The exercise
Reproduce the material in full, unchanged.

╔══

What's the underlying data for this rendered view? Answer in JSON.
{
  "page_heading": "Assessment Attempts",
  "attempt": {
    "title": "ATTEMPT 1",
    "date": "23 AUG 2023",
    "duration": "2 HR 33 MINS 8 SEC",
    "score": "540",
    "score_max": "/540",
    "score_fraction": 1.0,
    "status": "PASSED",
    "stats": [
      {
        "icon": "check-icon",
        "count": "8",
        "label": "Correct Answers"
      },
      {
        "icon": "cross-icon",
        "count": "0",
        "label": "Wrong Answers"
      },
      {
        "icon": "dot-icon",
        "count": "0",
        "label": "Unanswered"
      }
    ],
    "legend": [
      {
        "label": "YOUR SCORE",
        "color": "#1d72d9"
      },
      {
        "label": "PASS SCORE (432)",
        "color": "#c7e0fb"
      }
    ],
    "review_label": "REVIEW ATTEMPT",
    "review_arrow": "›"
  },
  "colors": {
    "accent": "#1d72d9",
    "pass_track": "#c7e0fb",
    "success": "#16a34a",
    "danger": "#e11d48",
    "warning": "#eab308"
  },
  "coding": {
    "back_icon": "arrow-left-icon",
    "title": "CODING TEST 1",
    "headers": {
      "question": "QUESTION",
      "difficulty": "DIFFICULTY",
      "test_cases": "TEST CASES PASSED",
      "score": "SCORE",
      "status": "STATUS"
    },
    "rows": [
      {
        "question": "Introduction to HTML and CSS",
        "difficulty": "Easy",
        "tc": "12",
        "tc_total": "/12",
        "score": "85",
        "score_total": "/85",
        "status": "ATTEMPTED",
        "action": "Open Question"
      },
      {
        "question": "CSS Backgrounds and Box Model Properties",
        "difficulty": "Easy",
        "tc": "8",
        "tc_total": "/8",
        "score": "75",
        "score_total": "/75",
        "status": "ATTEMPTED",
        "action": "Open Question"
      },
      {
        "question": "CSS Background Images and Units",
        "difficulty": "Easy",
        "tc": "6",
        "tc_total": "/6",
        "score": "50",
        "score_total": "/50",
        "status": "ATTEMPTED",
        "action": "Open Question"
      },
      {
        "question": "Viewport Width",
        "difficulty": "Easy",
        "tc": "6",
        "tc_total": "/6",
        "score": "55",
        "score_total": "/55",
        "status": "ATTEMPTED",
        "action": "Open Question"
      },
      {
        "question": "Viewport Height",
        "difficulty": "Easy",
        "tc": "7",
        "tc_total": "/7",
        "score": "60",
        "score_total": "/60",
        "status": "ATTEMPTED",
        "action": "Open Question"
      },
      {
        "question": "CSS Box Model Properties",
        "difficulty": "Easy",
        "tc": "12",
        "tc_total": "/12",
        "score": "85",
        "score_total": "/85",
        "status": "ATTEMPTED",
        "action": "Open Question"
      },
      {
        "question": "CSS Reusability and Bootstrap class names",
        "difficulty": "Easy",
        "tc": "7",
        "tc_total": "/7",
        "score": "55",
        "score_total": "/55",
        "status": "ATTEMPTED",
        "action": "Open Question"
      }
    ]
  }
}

╚══

Result of the exercise
What's the underlying data for this rendered view? Answer in JSON.
{
  "page_heading": "Assessment Attempts",
  "attempt": {
    "title": "ATTEMPT 1",
    "date": "23 AUG 2023",
    "duration": "2 HR 33 MINS 8 SEC",
    "score": "540",
    "score_max": "/540",
    "score_fraction": 1.0,
    "status": "PASSED",
    "stats": [
      {
        "icon": "check-icon",
        "count": "8",
        "label": "Correct Answers"
      },
      {
        "icon": "cross-icon",
        "count": "0",
        "label": "Wrong Answers"
      },
      {
        "icon": "dot-icon",
        "count": "0",
        "label": "Unanswered"
      }
    ],
    "legend": [
      {
        "label": "YOUR SCORE",
        "color": "#1d72d9"
      },
      {
        "label": "PASS SCORE (432)",
        "color": "#c7e0fb"
      }
    ],
    "review_label": "REVIEW ATTEMPT",
    "review_arrow": "›"
  },
  "colors": {
    "accent": "#1d72d9",
    "pass_track": "#c7e0fb",
    "success": "#16a34a",
    "danger": "#e11d48",
    "warning": "#eab308"
  },
  "coding": {
    "back_icon": "arrow-left-icon",
    "title": "CODING TEST 1",
    "headers": {
      "question": "QUESTION",
      "difficulty": "DIFFICULTY",
      "test_cases": "TEST CASES PASSED",
      "score": "SCORE",
      "status": "STATUS"
    },
    "rows": [
      {
        "question": "Introduction to HTML and CSS",
        "difficulty": "Easy",
        "tc": "12",
        "tc_total": "/12",
        "score": "85",
        "score_total": "/85",
        "status": "ATTEMPTED",
        "action": "Open Question"
      },
      {
        "question": "CSS Backgrounds and Box Model Properties",
        "difficulty": "Easy",
        "tc": "8",
        "tc_total": "/8",
        "score": "75",
        "score_total": "/75",
        "status": "ATTEMPTED",
        "action": "Open Question"
      },
      {
        "question": "CSS Background Images and Units",
        "difficulty": "Easy",
        "tc": "6",
        "tc_total": "/6",
        "score": "50",
        "score_total": "/50",
        "status": "ATTEMPTED",
        "action": "Open Question"
      },
      {
        "question": "Viewport Width",
        "difficulty": "Easy",
        "tc": "6",
        "tc_total": "/6",
        "score": "55",
        "score_total": "/55",
        "status": "ATTEMPTED",
        "action": "Open Question"
      },
      {
        "question": "Viewport Height",
        "difficulty": "Easy",
        "tc": "7",
        "tc_total": "/7",
        "score": "60",
        "score_total": "/60",
        "status": "ATTEMPTED",
        "action": "Open Question"
      },
      {
        "question": "CSS Box Model Properties",
        "difficulty": "Easy",
        "tc": "12",
        "tc_total": "/12",
        "score": "85",
        "score_total": "/85",
        "status": "ATTEMPTED",
        "action": "Open Question"
      },
      {
        "question": "CSS Reusability and Bootstrap class names",
        "difficulty": "Easy",
        "tc": "7",
        "tc_total": "/7",
        "score": "55",
        "score_total": "/55",
        "status": "ATTEMPTED",
        "action": "Open Question"
      }
    ]
  }
}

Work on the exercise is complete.